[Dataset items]
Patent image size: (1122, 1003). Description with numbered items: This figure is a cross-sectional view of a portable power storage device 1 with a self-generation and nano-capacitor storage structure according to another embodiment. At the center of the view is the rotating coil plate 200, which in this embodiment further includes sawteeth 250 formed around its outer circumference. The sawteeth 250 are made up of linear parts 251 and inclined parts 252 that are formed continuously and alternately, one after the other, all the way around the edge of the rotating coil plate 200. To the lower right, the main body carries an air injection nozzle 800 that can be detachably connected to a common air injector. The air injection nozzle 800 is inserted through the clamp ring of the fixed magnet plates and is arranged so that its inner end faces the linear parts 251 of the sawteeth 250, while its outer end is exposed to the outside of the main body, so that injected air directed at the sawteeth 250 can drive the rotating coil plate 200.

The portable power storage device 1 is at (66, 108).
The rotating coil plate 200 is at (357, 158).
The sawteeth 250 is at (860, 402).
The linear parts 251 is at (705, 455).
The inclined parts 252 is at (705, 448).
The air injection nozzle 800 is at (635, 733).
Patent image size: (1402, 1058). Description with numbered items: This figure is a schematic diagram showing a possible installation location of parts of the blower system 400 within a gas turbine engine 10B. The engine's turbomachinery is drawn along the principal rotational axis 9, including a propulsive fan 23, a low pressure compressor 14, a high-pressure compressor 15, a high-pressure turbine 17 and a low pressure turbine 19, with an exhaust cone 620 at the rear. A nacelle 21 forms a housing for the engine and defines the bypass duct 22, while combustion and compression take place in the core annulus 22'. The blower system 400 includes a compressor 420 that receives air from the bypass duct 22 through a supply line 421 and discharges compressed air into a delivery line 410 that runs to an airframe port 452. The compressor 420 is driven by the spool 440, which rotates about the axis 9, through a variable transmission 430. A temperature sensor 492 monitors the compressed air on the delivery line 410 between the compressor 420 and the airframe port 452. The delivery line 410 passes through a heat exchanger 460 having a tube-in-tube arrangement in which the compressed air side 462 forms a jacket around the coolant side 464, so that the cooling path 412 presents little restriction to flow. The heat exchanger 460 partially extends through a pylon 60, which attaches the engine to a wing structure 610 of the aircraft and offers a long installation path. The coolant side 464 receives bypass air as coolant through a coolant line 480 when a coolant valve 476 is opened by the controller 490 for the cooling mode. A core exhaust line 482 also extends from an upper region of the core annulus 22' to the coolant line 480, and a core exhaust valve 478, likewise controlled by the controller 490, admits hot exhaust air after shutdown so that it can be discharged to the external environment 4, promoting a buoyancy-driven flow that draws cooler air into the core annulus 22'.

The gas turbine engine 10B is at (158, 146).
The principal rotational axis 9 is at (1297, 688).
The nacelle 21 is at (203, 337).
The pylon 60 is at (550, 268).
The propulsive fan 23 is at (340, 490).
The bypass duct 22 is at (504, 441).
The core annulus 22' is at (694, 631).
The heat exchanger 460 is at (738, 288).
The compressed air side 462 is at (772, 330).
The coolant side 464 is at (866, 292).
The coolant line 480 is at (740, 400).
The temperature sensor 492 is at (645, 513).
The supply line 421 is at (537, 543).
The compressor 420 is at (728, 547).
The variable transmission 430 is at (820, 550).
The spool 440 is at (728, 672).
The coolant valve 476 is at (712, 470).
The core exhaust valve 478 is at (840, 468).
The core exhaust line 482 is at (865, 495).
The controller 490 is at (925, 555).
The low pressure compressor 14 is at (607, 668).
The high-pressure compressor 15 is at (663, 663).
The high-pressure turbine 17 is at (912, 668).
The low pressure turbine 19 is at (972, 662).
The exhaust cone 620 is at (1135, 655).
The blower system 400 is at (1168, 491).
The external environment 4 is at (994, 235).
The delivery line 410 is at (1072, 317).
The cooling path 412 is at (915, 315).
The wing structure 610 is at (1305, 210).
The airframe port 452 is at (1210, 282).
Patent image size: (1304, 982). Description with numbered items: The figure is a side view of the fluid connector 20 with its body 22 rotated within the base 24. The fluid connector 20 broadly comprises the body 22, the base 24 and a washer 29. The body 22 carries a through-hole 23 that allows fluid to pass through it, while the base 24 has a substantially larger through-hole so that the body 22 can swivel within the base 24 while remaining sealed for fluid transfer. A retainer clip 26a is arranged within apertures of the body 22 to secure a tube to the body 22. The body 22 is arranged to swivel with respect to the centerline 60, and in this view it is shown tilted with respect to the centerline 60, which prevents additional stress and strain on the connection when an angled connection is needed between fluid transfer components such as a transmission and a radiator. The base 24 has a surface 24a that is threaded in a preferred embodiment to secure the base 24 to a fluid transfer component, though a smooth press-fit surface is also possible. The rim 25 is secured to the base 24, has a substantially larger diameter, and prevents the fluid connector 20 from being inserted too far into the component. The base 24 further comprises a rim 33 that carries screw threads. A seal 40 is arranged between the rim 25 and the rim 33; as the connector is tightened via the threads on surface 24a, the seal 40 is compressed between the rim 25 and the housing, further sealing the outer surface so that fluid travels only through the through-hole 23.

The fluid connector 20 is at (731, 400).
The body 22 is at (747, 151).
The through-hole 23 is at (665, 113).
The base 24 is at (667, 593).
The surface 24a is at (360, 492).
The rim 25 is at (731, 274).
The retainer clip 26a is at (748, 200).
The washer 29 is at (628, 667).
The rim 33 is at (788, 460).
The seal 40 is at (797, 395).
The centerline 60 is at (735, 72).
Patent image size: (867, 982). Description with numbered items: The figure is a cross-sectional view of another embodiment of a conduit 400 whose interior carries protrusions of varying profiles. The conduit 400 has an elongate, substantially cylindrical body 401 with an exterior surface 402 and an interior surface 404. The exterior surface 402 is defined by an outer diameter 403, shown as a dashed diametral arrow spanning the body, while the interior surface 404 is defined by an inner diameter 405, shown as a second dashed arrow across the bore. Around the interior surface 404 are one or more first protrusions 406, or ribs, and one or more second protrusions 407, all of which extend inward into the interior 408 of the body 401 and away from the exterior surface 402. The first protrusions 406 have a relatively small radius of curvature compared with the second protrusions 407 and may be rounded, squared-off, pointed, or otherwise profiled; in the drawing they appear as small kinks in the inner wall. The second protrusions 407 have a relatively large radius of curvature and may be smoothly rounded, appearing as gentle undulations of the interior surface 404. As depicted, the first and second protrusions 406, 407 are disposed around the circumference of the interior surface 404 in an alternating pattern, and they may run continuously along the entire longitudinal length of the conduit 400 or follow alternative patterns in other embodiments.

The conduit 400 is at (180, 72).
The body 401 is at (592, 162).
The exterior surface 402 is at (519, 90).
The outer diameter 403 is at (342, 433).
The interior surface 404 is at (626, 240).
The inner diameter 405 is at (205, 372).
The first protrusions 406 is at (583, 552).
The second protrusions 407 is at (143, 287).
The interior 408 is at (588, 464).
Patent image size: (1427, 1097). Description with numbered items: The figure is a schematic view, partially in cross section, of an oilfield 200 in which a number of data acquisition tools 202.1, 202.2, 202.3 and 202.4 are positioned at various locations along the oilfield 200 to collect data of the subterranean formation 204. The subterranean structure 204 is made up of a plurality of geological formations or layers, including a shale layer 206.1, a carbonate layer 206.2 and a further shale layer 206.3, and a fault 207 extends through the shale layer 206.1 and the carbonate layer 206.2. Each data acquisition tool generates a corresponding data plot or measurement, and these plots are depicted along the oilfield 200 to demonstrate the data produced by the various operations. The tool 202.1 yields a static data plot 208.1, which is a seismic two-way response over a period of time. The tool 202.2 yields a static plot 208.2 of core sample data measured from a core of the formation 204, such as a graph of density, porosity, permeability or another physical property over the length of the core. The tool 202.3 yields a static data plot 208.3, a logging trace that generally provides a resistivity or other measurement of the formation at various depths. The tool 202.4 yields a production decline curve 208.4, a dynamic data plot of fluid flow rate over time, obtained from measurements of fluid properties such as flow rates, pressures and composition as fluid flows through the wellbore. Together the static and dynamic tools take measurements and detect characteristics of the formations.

Problem statement: Rewrite the records starting at the beginning and ending at the line that contains "The portable power", with "cross-sectional view" changed to "sectional view" and all else left as it is.

Written solution:
Patent image size: (1122, 1003). Description with numbered items: This figure is a sectional view of a portable power storage device 1 with a self-generation and nano-capacitor storage structure according to another embodiment. At the center of the view is the rotating coil plate 200, which in this embodiment further includes sawteeth 250 formed around its outer circumference. The sawteeth 250 are made up of linear parts 251 and inclined parts 252 that are formed continuously and alternately, one after the other, all the way around the edge of the rotating coil plate 200. To the lower right, the main body carries an air injection nozzle 800 that can be detachably connected to a common air injector. The air injection nozzle 800 is inserted through the clamp ring of the fixed magnet plates and is arranged so that its inner end faces the linear parts 251 of the sawteeth 250, while its outer end is exposed to the outside of the main body, so that injected air directed at the sawteeth 250 can drive the rotating coil plate 200.

The portable power storage device 1 is at (66, 108).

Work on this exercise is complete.